* _Task prompt_
Copy out each line below exactly as it appears.
+-------+
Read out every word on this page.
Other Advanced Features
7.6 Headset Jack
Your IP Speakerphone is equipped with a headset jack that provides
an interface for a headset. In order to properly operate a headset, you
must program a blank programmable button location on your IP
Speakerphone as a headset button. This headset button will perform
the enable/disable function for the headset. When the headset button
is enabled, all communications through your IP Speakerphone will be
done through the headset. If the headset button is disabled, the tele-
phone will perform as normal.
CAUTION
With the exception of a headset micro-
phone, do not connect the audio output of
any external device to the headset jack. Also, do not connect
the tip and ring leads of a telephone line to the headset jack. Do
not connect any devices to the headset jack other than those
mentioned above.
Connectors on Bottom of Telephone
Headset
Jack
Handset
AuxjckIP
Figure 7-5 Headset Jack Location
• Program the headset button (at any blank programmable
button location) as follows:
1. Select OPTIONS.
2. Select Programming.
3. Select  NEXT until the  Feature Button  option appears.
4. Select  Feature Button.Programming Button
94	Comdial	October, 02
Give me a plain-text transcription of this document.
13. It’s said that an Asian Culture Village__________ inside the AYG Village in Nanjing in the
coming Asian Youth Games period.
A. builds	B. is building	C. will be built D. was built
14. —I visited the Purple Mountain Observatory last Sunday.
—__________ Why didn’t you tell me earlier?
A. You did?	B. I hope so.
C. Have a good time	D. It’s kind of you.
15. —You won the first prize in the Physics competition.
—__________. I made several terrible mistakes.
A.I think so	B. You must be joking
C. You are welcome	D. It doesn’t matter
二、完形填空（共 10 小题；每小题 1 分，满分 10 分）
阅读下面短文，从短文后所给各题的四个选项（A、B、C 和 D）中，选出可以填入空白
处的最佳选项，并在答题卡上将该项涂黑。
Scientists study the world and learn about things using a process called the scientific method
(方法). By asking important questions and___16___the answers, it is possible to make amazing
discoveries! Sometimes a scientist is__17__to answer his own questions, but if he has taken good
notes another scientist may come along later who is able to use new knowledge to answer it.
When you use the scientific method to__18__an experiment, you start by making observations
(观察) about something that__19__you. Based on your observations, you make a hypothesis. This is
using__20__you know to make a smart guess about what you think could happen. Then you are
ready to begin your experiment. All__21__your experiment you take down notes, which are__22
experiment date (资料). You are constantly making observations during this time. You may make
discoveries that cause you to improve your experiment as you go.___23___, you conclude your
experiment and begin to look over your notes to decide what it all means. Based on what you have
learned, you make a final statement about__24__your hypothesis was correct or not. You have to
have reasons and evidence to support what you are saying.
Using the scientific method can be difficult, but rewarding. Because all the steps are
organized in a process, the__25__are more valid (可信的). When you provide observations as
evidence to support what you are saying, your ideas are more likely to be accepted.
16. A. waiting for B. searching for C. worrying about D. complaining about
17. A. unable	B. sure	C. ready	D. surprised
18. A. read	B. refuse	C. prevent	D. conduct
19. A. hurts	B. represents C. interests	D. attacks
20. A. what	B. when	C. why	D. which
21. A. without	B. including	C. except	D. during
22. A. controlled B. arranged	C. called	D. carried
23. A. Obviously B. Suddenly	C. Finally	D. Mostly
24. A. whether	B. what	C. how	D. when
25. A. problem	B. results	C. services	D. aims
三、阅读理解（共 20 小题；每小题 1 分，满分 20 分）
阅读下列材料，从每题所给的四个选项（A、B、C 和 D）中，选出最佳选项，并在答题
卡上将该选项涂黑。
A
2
+-------+
* _Right answer_
Read out every word on this page.
Other Advanced Features
7.6 Headset Jack
Your IP Speakerphone is equipped with a headset jack that provides
an interface for a headset. In order to properly operate a headset, you
must program a blank programmable button location on your IP
Speakerphone as a headset button. This headset button will perform
the enable/disable function for the headset. When the headset button
is enabled, all communications through your IP Speakerphone will be
done through the headset. If the headset button is disabled, the tele-
phone will perform as normal.
CAUTION
With the exception of a headset micro-
phone, do not connect the audio output of
any external device to the headset jack. Also, do not connect
the tip and ring leads of a telephone line to the headset jack. Do
not connect any devices to the headset jack other than those
mentioned above.
Connectors on Bottom of Telephone
Headset
Jack
Handset
AuxjckIP
Figure 7-5 Headset Jack Location
• Program the headset button (at any blank programmable
button location) as follows:
1. Select OPTIONS.
2. Select Programming.
3. Select  NEXT until the  Feature Button  option appears.
4. Select  Feature Button.Programming Button
94	Comdial	October, 02
Give me a plain-text transcription of this document.
13. It’s said that an Asian Culture Village__________ inside the AYG Village in Nanjing in the
coming Asian Youth Games period.
A. builds	B. is building	C. will be built D. was built
14. —I visited the Purple Mountain Observatory last Sunday.
—__________ Why didn’t you tell me earlier?
A. You did?	B. I hope so.
C. Have a good time	D. It’s kind of you.
15. —You won the first prize in the Physics competition.
—__________. I made several terrible mistakes.
A.I think so	B. You must be joking
C. You are welcome	D. It doesn’t matter
二、完形填空（共 10 小题；每小题 1 分，满分 10 分）
阅读下面短文，从短文后所给各题的四个选项（A、B、C 和 D）中，选出可以填入空白
处的最佳选项，并在答题卡上将该项涂黑。
Scientists study the world and learn about things using a process called the scientific method
(方法). By asking important questions and___16___the answers, it is possible to make amazing
discoveries! Sometimes a scientist is__17__to answer his own questions, but if he has taken good
notes another scientist may come along later who is able to use new knowledge to answer it.
When you use the scientific method to__18__an experiment, you start by making observations
(观察) about something that__19__you. Based on your observations, you make a hypothesis. This is
using__20__you know to make a smart guess about what you think could happen. Then you are
ready to begin your experiment. All__21__your experiment you take down notes, which are__22
experiment date (资料). You are constantly making observations during this time. You may make
discoveries that cause you to improve your experiment as you go.___23___, you conclude your
experiment and begin to look over your notes to decide what it all means. Based on what you have
learned, you make a final statement about__24__your hypothesis was correct or not. You have to
have reasons and evidence to support what you are saying.
Using the scientific method can be difficult, but rewarding. Because all the steps are
organized in a process, the__25__are more valid (可信的). When you provide observations as
evidence to support what you are saying, your ideas are more likely to be accepted.
16. A. waiting for B. searching for C. worrying about D. complaining about
17. A. unable	B. sure	C. ready	D. surprised
18. A. read	B. refuse	C. prevent	D. conduct
19. A. hurts	B. represents C. interests	D. attacks
20. A. what	B. when	C. why	D. which
21. A. without	B. including	C. except	D. during
22. A. controlled B. arranged	C. called	D. carried
23. A. Obviously B. Suddenly	C. Finally	D. Mostly
24. A. whether	B. what	C. how	D. when
25. A. problem	B. results	C. services	D. aims
三、阅读理解（共 20 小题；每小题 1 分，满分 20 分）
阅读下列材料，从每题所给的四个选项（A、B、C 和 D）中，选出最佳选项，并在答题
卡上将该选项涂黑。
A
2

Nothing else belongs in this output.